### Input data

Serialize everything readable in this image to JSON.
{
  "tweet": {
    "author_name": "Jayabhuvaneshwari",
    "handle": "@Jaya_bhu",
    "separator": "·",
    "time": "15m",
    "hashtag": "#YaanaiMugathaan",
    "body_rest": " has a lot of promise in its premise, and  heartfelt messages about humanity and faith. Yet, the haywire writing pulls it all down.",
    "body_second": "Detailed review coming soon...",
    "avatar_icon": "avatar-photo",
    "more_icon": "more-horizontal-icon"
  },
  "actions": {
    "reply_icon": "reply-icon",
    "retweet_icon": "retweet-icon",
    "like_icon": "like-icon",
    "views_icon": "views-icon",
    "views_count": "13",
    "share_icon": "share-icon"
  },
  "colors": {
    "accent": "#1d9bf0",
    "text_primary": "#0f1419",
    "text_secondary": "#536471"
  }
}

######

* Task goal
Every record should be given again exactly.

* Exercise output
Serialize everything readable in this image to JSON.
{
  "tweet": {
    "author_name": "Jayabhuvaneshwari",
    "handle": "@Jaya_bhu",
    "separator": "·",
    "time": "15m",
    "hashtag": "#YaanaiMugathaan",
    "body_rest": " has a lot of promise in its premise, and  heartfelt messages about humanity and faith. Yet, the haywire writing pulls it all down.",
    "body_second": "Detailed review coming soon...",
    "avatar_icon": "avatar-photo",
    "more_icon": "more-horizontal-icon"
  },
  "actions": {
    "reply_icon": "reply-icon",
    "retweet_icon": "retweet-icon",
    "like_icon": "like-icon",
    "views_icon": "views-icon",
    "views_count": "13",
    "share_icon": "share-icon"
  },
  "colors": {
    "accent": "#1d9bf0",
    "text_primary": "#0f1419",
    "text_secondary": "#536471"
  }
}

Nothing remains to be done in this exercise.